> **What is expected**
Reply with one number: how many lines contain the word "time".

Dataset excerpt
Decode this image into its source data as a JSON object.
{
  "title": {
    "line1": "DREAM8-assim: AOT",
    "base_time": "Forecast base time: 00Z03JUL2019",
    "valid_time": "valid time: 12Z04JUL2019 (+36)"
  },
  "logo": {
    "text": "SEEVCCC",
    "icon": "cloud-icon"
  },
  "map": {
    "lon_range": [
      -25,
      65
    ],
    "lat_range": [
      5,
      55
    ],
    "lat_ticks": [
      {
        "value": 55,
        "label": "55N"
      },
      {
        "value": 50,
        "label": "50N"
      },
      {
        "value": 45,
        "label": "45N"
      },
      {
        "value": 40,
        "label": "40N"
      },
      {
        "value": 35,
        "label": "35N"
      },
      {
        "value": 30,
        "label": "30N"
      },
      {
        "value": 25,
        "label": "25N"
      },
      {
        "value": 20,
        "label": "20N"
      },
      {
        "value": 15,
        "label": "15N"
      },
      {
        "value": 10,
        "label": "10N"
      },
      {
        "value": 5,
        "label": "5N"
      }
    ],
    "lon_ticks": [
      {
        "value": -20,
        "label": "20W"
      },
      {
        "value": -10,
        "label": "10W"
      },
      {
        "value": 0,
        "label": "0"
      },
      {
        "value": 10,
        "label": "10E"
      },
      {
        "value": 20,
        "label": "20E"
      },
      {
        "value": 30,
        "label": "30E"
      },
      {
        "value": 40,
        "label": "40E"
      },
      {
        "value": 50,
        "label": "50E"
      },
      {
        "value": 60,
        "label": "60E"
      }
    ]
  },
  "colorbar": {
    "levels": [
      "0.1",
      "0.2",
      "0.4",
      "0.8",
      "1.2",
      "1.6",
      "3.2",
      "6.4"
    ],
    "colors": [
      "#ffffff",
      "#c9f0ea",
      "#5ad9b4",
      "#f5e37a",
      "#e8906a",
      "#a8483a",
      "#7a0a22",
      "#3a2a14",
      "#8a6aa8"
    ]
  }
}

> **Written solution**
2